═══ Task data ═══

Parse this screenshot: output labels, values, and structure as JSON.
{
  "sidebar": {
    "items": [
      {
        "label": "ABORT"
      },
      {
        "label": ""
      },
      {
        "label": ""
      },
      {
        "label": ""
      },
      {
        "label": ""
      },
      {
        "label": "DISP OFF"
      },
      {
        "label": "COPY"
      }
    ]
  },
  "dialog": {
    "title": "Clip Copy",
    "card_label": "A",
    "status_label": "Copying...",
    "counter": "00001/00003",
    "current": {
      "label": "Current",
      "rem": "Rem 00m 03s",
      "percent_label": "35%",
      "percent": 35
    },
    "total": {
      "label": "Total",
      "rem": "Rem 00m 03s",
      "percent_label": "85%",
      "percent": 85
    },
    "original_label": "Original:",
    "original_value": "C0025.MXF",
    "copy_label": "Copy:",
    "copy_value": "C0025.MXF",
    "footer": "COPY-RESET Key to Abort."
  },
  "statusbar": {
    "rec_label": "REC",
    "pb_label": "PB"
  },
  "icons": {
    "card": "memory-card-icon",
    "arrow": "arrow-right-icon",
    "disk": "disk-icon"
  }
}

═══

Goal. Go back to the listing above and please repeat it exactly.

Output of the task.
Parse this screenshot: output labels, values, and structure as JSON.
{
  "sidebar": {
    "items": [
      {
        "label": "ABORT"
      },
      {
        "label": ""
      },
      {
        "label": ""
      },
      {
        "label": ""
      },
      {
        "label": ""
      },
      {
        "label": "DISP OFF"
      },
      {
        "label": "COPY"
      }
    ]
  },
  "dialog": {
    "title": "Clip Copy",
    "card_label": "A",
    "status_label": "Copying...",
    "counter": "00001/00003",
    "current": {
      "label": "Current",
      "rem": "Rem 00m 03s",
      "percent_label": "35%",
      "percent": 35
    },
    "total": {
      "label": "Total",
      "rem": "Rem 00m 03s",
      "percent_label": "85%",
      "percent": 85
    },
    "original_label": "Original:",
    "original_value": "C0025.MXF",
    "copy_label": "Copy:",
    "copy_value": "C0025.MXF",
    "footer": "COPY-RESET Key to Abort."
  },
  "statusbar": {
    "rec_label": "REC",
    "pb_label": "PB"
  },
  "icons": {
    "card": "memory-card-icon",
    "arrow": "arrow-right-icon",
    "disk": "disk-icon"
  }
}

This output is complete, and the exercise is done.